*Task prompt*:
Format the records below as a Markdown table with the columns Row and Line, running from the first line of the records up to and including the line with "report-text: Daily Breakdown". Give only those lines, numbered in order, and skip any blank lines.

*Data in this exercise*:
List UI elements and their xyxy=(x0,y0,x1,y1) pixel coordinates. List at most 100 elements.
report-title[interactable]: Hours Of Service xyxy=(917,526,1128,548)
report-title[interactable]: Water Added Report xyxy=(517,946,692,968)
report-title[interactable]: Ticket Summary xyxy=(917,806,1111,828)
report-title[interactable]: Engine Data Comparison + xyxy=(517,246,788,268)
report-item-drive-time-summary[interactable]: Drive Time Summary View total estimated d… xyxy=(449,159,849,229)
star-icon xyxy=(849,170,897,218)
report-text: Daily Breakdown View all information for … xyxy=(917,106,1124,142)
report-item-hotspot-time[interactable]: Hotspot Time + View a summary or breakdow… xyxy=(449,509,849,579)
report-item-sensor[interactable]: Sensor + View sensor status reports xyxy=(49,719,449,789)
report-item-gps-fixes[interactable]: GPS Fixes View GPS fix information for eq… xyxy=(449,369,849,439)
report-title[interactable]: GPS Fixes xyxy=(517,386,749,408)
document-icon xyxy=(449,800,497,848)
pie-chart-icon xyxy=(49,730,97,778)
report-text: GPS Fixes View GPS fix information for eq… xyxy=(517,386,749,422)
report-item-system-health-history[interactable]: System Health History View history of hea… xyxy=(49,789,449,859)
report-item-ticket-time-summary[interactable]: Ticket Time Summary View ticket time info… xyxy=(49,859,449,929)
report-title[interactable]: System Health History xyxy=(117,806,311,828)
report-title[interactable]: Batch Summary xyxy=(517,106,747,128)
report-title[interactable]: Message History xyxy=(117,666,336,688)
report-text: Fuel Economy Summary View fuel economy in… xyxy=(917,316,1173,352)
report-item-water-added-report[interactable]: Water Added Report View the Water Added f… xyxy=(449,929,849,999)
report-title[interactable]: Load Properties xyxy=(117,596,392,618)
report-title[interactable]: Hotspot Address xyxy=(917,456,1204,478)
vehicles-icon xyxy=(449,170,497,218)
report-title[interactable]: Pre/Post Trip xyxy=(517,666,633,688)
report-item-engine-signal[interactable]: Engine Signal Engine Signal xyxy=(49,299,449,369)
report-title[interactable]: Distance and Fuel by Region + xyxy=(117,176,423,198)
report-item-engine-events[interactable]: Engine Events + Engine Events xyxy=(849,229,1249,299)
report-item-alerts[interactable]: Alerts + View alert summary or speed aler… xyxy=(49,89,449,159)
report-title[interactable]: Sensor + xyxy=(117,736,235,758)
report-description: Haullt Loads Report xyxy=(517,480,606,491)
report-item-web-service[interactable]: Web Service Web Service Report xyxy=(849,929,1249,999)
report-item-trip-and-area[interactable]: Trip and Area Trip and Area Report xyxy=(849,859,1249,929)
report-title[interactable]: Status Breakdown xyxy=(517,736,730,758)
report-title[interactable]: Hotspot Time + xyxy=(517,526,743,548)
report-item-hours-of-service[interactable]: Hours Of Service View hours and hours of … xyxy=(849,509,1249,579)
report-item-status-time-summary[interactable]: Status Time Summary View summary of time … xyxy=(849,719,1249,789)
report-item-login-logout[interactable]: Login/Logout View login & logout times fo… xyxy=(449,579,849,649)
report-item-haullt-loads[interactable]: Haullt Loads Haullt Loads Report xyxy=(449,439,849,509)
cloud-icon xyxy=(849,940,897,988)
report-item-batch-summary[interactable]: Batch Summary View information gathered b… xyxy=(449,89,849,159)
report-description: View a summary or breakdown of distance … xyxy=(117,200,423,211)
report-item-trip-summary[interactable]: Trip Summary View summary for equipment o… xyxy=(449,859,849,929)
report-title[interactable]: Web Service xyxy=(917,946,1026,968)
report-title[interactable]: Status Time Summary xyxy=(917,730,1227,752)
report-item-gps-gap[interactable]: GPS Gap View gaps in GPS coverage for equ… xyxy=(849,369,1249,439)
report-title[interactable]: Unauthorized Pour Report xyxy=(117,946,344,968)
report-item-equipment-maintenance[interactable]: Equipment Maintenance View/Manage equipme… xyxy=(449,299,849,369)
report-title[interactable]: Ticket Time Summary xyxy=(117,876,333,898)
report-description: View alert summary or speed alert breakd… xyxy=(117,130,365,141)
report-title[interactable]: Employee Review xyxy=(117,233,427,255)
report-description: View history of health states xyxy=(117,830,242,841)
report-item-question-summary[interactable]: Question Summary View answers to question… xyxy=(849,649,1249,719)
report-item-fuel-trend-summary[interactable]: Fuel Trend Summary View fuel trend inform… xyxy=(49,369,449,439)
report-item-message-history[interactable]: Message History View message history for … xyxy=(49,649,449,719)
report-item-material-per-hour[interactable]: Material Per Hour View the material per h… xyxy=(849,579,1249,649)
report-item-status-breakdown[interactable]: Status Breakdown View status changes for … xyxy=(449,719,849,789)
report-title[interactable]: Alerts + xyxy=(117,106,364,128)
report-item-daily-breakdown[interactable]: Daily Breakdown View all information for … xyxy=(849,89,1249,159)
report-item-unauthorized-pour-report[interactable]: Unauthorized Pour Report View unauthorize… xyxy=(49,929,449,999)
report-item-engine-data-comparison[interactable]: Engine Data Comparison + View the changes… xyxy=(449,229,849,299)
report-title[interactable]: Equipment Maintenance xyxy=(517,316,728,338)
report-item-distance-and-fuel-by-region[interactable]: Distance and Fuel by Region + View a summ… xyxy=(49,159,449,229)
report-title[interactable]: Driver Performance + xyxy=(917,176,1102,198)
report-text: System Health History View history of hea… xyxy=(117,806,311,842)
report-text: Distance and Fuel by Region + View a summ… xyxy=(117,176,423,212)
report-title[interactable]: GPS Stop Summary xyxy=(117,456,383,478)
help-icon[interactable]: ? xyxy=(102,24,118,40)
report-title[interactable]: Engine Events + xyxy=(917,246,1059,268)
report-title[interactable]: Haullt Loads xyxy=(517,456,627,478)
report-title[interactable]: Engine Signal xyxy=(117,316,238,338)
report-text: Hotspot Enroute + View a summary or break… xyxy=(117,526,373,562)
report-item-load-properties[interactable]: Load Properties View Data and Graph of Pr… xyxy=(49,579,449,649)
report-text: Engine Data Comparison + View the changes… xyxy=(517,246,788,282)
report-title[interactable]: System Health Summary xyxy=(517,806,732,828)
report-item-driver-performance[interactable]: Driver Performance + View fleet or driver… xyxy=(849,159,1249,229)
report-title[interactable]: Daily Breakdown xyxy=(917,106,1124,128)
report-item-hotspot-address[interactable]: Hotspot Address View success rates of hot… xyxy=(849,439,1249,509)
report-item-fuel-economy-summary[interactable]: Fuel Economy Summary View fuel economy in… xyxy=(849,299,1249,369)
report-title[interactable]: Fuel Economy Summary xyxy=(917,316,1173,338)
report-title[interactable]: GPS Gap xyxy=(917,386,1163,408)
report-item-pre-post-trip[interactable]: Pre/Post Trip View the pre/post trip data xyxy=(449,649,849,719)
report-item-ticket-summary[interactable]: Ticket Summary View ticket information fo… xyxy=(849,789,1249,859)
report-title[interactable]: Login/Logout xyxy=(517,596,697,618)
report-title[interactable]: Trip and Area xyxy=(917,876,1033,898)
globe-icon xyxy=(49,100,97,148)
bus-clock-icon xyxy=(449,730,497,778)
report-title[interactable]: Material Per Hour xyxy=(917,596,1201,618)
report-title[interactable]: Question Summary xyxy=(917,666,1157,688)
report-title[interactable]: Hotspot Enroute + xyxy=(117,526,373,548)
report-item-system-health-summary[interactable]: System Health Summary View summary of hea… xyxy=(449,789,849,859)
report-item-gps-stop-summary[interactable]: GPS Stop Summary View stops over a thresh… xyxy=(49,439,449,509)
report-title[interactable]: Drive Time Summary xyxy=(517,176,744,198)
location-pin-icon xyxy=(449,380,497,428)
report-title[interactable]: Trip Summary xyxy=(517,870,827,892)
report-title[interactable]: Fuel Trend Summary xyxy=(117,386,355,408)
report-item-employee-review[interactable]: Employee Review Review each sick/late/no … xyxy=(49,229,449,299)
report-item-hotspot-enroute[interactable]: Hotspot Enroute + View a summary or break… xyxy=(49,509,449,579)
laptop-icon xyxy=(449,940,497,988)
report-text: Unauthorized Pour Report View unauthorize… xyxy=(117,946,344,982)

*Written answer*:
| Row | Line |
|---|---|
| 1 | List UI elements and their xyxy=(x0,y0,x1,y1) pixel coordinates. List at most 100 elements. |
| 2 | report-title[interactable]: Hours Of Service xyxy=(917,526,1128,548) |
| 3 | report-title[interactable]: Water Added Report xyxy=(517,946,692,968) |
| 4 | report-title[interactable]: Ticket Summary xyxy=(917,806,1111,828) |
| 5 | report-title[interactable]: Engine Data Comparison + xyxy=(517,246,788,268) |
| 6 | report-item-drive-time-summary[interactable]: Drive Time Summary View total estimated d… xyxy=(449,159,849,229) |
| 7 | star-icon xyxy=(849,170,897,218) |
| 8 | report-text: Daily Breakdown View all information for … xyxy=(917,106,1124,142) |